• [Provided records]:

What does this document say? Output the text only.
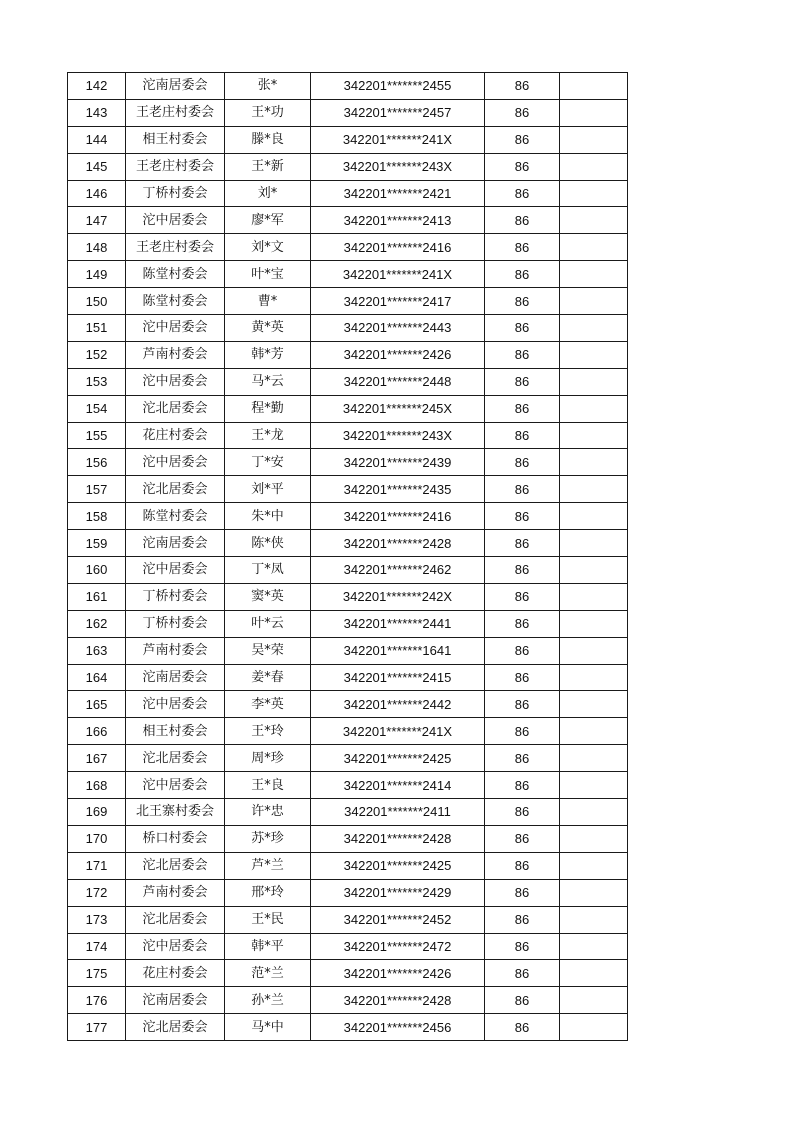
142	沱南居委会	张*	342201*******2455	86	
143	王老庄村委会	王*功	342201*******2457	86	
144	相王村委会	滕*良	342201*******241X	86	
145	王老庄村委会	王*新	342201*******243X	86	
146	丁桥村委会	刘*	342201*******2421	86	
147	沱中居委会	廖*军	342201*******2413	86	
148	王老庄村委会	刘*文	342201*******2416	86	
149	陈堂村委会	叶*宝	342201*******241X	86	
150	陈堂村委会	曹*	342201*******2417	86	
151	沱中居委会	黄*英	342201*******2443	86	
152	芦南村委会	韩*芳	342201*******2426	86	
153	沱中居委会	马*云	342201*******2448	86	
154	沱北居委会	程*勤	342201*******245X	86	
155	花庄村委会	王*龙	342201*******243X	86	
156	沱中居委会	丁*安	342201*******2439	86	
157	沱北居委会	刘*平	342201*******2435	86	
158	陈堂村委会	朱*中	342201*******2416	86	
159	沱南居委会	陈*侠	342201*******2428	86	
160	沱中居委会	丁*凤	342201*******2462	86	
161	丁桥村委会	窦*英	342201*******242X	86	
162	丁桥村委会	叶*云	342201*******2441	86	
163	芦南村委会	吴*荣	342201*******1641	86	
164	沱南居委会	姜*春	342201*******2415	86	
165	沱中居委会	李*英	342201*******2442	86	
166	相王村委会	王*玲	342201*******241X	86	
167	沱北居委会	周*珍	342201*******2425	86	
168	沱中居委会	王*良	342201*******2414	86	
169	北王寨村委会	许*忠	342201*******2411	86	
170	桥口村委会	苏*珍	342201*******2428	86	
171	沱北居委会	芦*兰	342201*******2425	86	
172	芦南村委会	邢*玲	342201*******2429	86	
173	沱北居委会	王*民	342201*******2452	86	
174	沱中居委会	韩*平	342201*******2472	86	
175	花庄村委会	范*兰	342201*******2426	86	
176	沱南居委会	孙*兰	342201*******2428	86	
177	沱北居委会	马*中	342201*******2456	86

• [Your goal]: Could you repeat all of the material exactly? Pictures should not be copied.

• [Result of this task]:
What does this document say? Output the text only.
142	沱南居委会	张*	342201*******2455	86	
143	王老庄村委会	王*功	342201*******2457	86	
144	相王村委会	滕*良	342201*******241X	86	
145	王老庄村委会	王*新	342201*******243X	86	
146	丁桥村委会	刘*	342201*******2421	86	
147	沱中居委会	廖*军	342201*******2413	86	
148	王老庄村委会	刘*文	342201*******2416	86	
149	陈堂村委会	叶*宝	342201*******241X	86	
150	陈堂村委会	曹*	342201*******2417	86	
151	沱中居委会	黄*英	342201*******2443	86	
152	芦南村委会	韩*芳	342201*******2426	86	
153	沱中居委会	马*云	342201*******2448	86	
154	沱北居委会	程*勤	342201*******245X	86	
155	花庄村委会	王*龙	342201*******243X	86	
156	沱中居委会	丁*安	342201*******2439	86	
157	沱北居委会	刘*平	342201*******2435	86	
158	陈堂村委会	朱*中	342201*******2416	86	
159	沱南居委会	陈*侠	342201*******2428	86	
160	沱中居委会	丁*凤	342201*******2462	86	
161	丁桥村委会	窦*英	342201*******242X	86	
162	丁桥村委会	叶*云	342201*******2441	86	
163	芦南村委会	吴*荣	342201*******1641	86	
164	沱南居委会	姜*春	342201*******2415	86	
165	沱中居委会	李*英	342201*******2442	86	
166	相王村委会	王*玲	342201*******241X	86	
167	沱北居委会	周*珍	342201*******2425	86	
168	沱中居委会	王*良	342201*******2414	86	
169	北王寨村委会	许*忠	342201*******2411	86	
170	桥口村委会	苏*珍	342201*******2428	86	
171	沱北居委会	芦*兰	342201*******2425	86	
172	芦南村委会	邢*玲	342201*******2429	86	
173	沱北居委会	王*民	342201*******2452	86	
174	沱中居委会	韩*平	342201*******2472	86	
175	花庄村委会	范*兰	342201*******2426	86	
176	沱南居委会	孙*兰	342201*******2428	86	
177	沱北居委会	马*中	342201*******2456	86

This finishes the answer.